>> BEGIN SOURCE DATA
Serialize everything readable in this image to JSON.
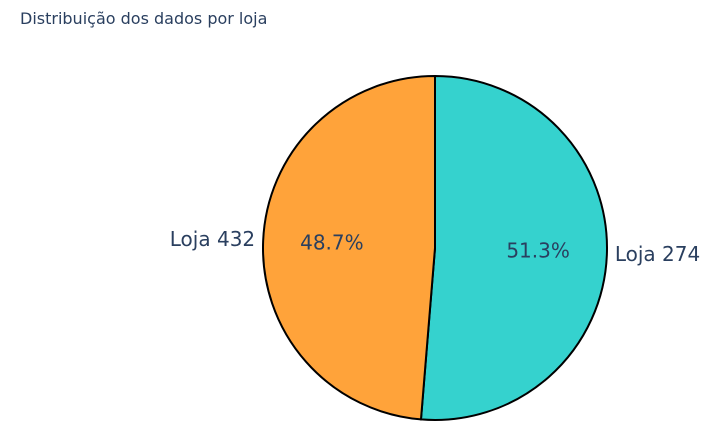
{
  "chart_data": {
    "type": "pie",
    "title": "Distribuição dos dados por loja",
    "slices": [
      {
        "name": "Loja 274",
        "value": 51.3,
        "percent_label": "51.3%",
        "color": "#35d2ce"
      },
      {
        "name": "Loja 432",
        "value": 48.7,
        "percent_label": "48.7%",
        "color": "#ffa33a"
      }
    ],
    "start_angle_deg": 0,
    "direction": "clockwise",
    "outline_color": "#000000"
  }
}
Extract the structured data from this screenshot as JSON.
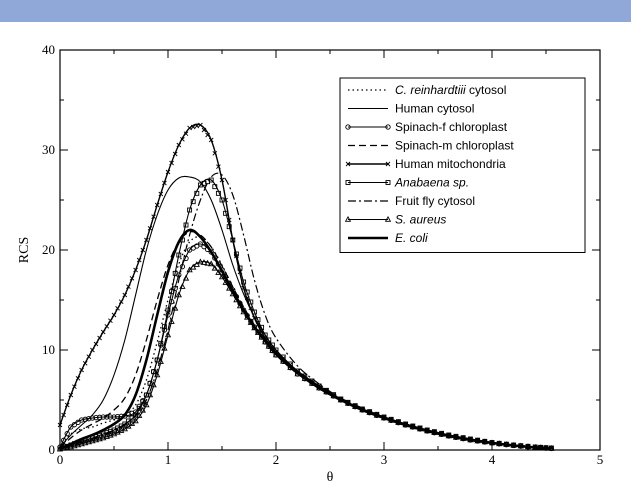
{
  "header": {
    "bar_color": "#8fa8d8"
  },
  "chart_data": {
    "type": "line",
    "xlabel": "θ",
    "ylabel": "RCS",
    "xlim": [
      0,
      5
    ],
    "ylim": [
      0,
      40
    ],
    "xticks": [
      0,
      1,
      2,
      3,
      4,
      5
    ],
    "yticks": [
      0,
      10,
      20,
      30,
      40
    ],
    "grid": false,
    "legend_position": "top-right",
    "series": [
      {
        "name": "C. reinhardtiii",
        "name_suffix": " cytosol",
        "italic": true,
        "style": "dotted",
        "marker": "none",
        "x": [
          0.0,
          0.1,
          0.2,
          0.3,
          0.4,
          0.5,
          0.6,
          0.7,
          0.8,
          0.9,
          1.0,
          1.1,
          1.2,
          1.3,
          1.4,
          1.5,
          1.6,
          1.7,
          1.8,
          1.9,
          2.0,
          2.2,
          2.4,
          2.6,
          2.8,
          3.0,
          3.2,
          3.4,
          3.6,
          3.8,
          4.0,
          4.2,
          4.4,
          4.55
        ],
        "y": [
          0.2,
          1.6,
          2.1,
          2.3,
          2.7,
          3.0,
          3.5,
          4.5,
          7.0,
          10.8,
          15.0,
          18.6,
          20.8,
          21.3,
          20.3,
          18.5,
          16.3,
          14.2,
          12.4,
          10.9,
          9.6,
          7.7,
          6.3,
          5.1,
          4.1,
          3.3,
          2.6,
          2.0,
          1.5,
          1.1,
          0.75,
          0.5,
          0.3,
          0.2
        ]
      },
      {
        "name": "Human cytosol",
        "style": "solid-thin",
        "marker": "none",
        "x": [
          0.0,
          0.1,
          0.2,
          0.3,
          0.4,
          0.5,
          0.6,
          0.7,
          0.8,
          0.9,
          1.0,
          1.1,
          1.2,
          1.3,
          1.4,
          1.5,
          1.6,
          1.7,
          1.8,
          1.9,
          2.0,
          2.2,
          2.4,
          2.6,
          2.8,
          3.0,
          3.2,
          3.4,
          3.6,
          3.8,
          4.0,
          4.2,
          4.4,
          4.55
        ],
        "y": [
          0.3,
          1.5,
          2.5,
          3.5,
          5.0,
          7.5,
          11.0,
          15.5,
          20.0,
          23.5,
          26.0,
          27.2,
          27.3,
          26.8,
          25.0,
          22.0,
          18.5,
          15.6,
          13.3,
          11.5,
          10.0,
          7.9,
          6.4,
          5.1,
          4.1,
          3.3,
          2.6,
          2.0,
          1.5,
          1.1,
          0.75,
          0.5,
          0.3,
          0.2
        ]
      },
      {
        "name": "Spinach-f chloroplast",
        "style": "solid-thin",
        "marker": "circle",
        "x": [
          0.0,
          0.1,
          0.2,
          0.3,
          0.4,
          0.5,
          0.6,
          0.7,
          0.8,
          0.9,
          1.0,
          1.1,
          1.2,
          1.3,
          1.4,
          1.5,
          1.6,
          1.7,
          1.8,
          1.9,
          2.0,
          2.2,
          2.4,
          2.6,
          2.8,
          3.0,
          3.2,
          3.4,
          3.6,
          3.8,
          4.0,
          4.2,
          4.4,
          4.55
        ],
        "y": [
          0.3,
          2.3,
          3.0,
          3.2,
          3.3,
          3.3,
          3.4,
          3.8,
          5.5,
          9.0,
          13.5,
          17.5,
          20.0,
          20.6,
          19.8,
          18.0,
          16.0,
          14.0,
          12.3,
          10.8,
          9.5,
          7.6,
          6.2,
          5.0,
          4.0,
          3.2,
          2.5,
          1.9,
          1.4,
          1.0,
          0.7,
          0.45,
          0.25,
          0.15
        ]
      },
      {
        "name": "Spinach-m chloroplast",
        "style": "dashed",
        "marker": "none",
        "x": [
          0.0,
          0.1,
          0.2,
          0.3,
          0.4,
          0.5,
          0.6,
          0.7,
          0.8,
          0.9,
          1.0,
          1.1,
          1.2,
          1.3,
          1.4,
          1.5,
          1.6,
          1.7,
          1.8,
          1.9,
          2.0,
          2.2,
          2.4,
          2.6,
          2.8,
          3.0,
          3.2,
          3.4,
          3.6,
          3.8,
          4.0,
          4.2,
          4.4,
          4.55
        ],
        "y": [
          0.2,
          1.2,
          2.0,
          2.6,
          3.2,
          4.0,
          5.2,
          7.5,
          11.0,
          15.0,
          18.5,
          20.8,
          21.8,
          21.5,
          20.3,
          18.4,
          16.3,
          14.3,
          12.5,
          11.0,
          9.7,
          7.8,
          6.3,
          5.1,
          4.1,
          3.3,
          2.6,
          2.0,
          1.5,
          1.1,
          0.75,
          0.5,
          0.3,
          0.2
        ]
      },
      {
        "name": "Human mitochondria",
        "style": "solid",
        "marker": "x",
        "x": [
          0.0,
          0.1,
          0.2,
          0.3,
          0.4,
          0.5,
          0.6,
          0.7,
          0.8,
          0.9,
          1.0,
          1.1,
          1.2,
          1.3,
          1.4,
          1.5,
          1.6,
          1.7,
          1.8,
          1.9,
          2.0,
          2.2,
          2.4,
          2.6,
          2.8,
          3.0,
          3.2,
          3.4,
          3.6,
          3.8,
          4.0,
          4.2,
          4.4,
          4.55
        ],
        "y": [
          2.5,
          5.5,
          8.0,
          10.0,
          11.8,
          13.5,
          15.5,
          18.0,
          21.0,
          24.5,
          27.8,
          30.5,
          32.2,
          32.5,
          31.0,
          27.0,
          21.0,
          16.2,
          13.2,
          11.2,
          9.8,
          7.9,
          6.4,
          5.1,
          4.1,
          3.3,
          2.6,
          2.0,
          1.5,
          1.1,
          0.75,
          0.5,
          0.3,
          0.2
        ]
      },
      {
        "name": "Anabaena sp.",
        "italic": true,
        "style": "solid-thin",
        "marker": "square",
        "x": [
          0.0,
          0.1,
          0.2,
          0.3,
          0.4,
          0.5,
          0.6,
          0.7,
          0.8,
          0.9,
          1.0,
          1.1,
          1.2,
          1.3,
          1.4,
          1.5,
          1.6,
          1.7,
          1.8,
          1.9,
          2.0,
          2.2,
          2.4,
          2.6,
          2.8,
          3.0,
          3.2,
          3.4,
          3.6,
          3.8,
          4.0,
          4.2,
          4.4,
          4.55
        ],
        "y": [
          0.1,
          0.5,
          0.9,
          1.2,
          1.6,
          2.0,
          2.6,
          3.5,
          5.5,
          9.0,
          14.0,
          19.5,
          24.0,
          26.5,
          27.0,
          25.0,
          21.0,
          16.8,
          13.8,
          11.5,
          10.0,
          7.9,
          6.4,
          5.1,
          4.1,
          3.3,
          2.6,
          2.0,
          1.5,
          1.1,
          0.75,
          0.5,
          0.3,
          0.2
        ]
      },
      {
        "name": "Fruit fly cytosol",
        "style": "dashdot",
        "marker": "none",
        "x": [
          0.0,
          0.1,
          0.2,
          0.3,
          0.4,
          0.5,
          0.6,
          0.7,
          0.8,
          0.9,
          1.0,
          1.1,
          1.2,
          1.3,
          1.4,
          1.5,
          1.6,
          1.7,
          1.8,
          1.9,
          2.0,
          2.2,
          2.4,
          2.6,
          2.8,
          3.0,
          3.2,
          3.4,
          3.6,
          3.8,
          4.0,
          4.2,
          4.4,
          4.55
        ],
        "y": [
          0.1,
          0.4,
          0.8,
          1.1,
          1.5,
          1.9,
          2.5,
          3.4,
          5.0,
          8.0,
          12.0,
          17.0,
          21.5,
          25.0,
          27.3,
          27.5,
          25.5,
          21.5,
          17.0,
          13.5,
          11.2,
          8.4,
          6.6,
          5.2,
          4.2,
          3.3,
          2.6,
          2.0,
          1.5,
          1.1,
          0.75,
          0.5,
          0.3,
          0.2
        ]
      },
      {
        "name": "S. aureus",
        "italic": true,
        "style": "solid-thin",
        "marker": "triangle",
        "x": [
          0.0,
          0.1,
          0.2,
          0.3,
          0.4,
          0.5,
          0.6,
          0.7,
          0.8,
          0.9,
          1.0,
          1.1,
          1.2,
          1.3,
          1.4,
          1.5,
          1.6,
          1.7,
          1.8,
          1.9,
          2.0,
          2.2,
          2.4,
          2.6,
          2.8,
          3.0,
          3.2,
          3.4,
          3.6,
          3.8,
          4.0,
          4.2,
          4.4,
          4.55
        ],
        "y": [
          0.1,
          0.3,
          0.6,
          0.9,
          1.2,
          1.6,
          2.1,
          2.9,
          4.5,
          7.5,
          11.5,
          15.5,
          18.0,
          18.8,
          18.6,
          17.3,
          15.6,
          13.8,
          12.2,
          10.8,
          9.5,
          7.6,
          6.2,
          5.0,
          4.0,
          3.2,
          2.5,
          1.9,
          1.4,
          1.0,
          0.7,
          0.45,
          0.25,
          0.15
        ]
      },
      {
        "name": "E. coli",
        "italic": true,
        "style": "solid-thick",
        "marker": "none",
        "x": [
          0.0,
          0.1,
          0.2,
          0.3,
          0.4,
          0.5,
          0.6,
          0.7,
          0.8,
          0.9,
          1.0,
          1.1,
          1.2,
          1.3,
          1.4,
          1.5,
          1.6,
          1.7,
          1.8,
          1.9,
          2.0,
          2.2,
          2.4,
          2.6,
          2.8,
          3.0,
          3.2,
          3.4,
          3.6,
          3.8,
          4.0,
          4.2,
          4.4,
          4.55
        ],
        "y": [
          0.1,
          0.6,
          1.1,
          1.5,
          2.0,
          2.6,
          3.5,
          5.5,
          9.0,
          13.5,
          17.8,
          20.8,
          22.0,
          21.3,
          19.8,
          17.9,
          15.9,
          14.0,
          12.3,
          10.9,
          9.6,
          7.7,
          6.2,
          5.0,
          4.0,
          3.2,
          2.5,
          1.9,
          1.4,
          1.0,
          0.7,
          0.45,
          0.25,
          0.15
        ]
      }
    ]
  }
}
>> END SOURCE DATA
▶ **SHORT EXERCISE**
Pull out all lines of the data with the string "Spinach".

▶ **CORRECT RESPONSE**
        "name": "Spinach-f chloroplast",
        "name": "Spinach-m chloroplast",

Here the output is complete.